#### Data entries:
------------------------------------------------------------

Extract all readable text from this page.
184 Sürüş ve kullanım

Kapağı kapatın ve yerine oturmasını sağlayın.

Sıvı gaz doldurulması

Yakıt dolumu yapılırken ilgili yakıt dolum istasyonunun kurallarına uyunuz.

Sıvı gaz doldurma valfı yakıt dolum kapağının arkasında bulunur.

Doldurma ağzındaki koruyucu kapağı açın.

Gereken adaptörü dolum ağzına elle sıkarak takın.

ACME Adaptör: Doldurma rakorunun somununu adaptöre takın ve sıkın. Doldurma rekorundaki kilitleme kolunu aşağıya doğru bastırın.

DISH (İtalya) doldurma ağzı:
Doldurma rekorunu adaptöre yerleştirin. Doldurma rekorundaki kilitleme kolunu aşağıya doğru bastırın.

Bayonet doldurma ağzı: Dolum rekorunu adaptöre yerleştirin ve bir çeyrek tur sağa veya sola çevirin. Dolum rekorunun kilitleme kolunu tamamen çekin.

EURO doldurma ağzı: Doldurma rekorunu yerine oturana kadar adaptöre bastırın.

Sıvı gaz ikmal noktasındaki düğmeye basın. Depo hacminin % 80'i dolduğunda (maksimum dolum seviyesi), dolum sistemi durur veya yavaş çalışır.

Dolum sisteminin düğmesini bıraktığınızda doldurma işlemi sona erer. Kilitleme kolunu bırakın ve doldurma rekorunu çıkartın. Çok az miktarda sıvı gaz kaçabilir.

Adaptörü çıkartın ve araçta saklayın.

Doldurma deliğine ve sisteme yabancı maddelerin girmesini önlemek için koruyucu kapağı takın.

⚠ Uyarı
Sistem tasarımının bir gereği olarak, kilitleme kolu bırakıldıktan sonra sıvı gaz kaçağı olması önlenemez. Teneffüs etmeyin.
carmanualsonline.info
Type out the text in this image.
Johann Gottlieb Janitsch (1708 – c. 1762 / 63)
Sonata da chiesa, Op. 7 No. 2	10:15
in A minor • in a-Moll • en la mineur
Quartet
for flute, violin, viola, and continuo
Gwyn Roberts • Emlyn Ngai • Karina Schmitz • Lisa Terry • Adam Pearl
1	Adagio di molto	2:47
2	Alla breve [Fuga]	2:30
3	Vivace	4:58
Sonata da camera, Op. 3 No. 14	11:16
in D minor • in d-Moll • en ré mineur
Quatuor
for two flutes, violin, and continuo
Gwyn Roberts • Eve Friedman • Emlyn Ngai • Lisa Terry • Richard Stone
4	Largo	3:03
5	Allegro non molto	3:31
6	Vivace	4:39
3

------------------------------------------------------------

#### GIVEN EXERCISE:
Report only the number of lines in the data above that contain "Terry".

#### REPLY:
2